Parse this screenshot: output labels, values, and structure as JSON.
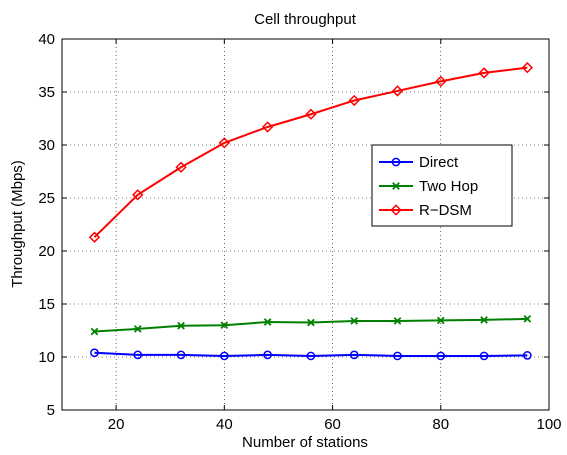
{
  "chart_data": {
    "type": "line",
    "title": "Cell throughput",
    "xlabel": "Number of stations",
    "ylabel": "Throughput (Mbps)",
    "xlim": [
      10,
      100
    ],
    "ylim": [
      5,
      40
    ],
    "xticks": [
      20,
      40,
      60,
      80,
      100
    ],
    "yticks": [
      5,
      10,
      15,
      20,
      25,
      30,
      35,
      40
    ],
    "grid": true,
    "legend_position": "right",
    "x": [
      16,
      24,
      32,
      40,
      48,
      56,
      64,
      72,
      80,
      88,
      96
    ],
    "series": [
      {
        "name": "Direct",
        "color": "#0000ff",
        "marker": "circle",
        "values": [
          10.4,
          10.2,
          10.2,
          10.1,
          10.2,
          10.1,
          10.2,
          10.1,
          10.1,
          10.1,
          10.15
        ]
      },
      {
        "name": "Two Hop",
        "color": "#008000",
        "marker": "x",
        "values": [
          12.4,
          12.65,
          12.95,
          13.0,
          13.3,
          13.25,
          13.4,
          13.4,
          13.45,
          13.5,
          13.6
        ]
      },
      {
        "name": "R−DSM",
        "color": "#ff0000",
        "marker": "diamond",
        "values": [
          21.3,
          25.3,
          27.9,
          30.2,
          31.7,
          32.9,
          34.2,
          35.1,
          36.0,
          36.8,
          37.3
        ]
      }
    ]
  }
}
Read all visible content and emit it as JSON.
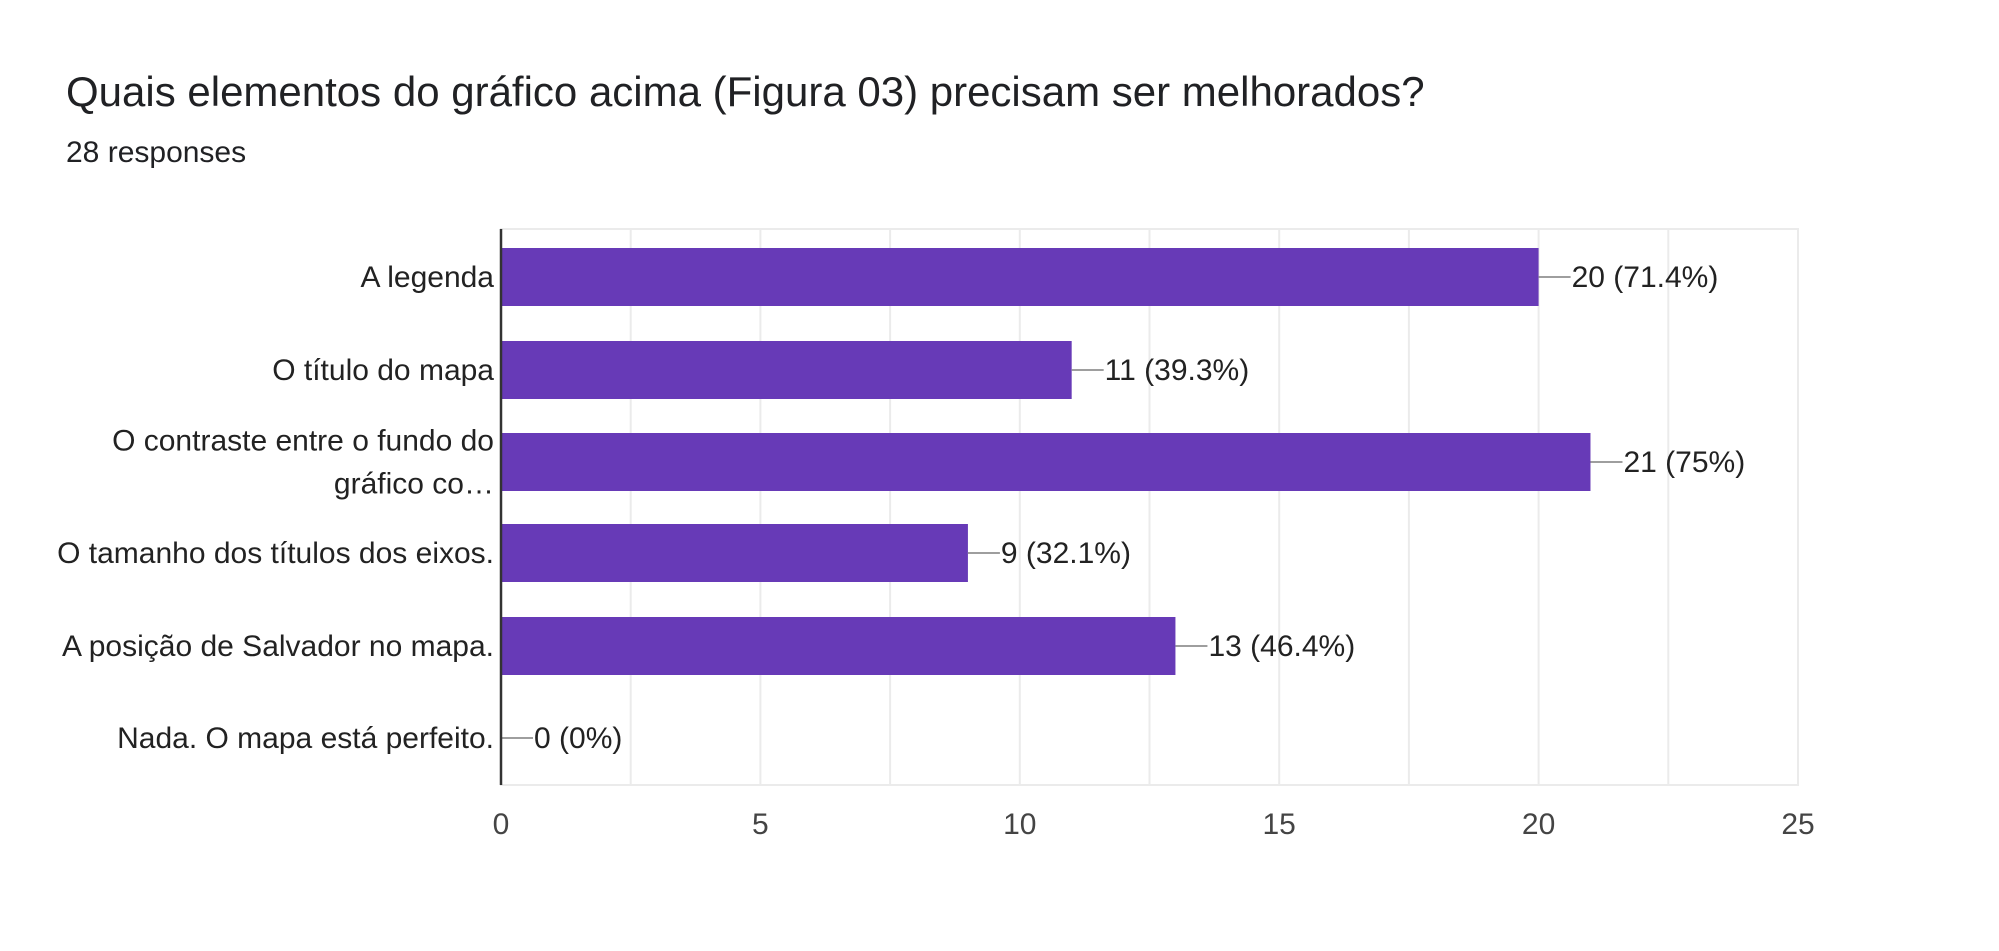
{
  "question": {
    "title": "Quais elementos do gráfico acima (Figura 03) precisam ser melhorados?",
    "response_count": "28 responses"
  },
  "colors": {
    "bar": "#673ab7",
    "grid": "#ebebeb",
    "axis": "#333333",
    "leader": "#9e9e9e",
    "text": "#222222",
    "tick_text": "#444444"
  },
  "chart_data": {
    "type": "bar",
    "orientation": "horizontal",
    "categories": [
      [
        "A legenda"
      ],
      [
        "O título do mapa"
      ],
      [
        "O contraste entre o fundo do",
        "gráfico co…"
      ],
      [
        "O tamanho dos títulos dos eixos."
      ],
      [
        "A posição de Salvador no mapa."
      ],
      [
        "Nada. O mapa está perfeito."
      ]
    ],
    "values": [
      20,
      11,
      21,
      9,
      13,
      0
    ],
    "data_labels": [
      "20 (71.4%)",
      "11 (39.3%)",
      "21 (75%)",
      "9 (32.1%)",
      "13 (46.4%)",
      "0 (0%)"
    ],
    "xlim": [
      0,
      25
    ],
    "xticks": [
      0,
      5,
      10,
      15,
      20,
      25
    ],
    "grid": true,
    "title": "",
    "xlabel": "",
    "ylabel": ""
  }
}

▶ _Problem requirements_:
Pictures are not part of the copy; reproduce exactly and only the lines from the line containing "Read all visible content and emit it as JSON." through the end of the listing.

▶ _Result of the exercise_:
Read all visible content and emit it as JSON.
{
  "question": {
    "title": "Quais elementos do gráfico acima (Figura 03) precisam ser melhorados?",
    "response_count": "28 responses"
  },
  "colors": {
    "bar": "#673ab7",
    "grid": "#ebebeb",
    "axis": "#333333",
    "leader": "#9e9e9e",
    "text": "#222222",
    "tick_text": "#444444"
  },
  "chart_data": {
    "type": "bar",
    "orientation": "horizontal",
    "categories": [
      [
        "A legenda"
      ],
      [
        "O título do mapa"
      ],
      [
        "O contraste entre o fundo do",
        "gráfico co…"
      ],
      [
        "O tamanho dos títulos dos eixos."
      ],
      [
        "A posição de Salvador no mapa."
      ],
      [
        "Nada. O mapa está perfeito."
      ]
    ],
    "values": [
      20,
      11,
      21,
      9,
      13,
      0
    ],
    "data_labels": [
      "20 (71.4%)",
      "11 (39.3%)",
      "21 (75%)",
      "9 (32.1%)",
      "13 (46.4%)",
      "0 (0%)"
    ],
    "xlim": [
      0,
      25
    ],
    "xticks": [
      0,
      5,
      10,
      15,
      20,
      25
    ],
    "grid": true,
    "title": "",
    "xlabel": "",
    "ylabel": ""
  }
}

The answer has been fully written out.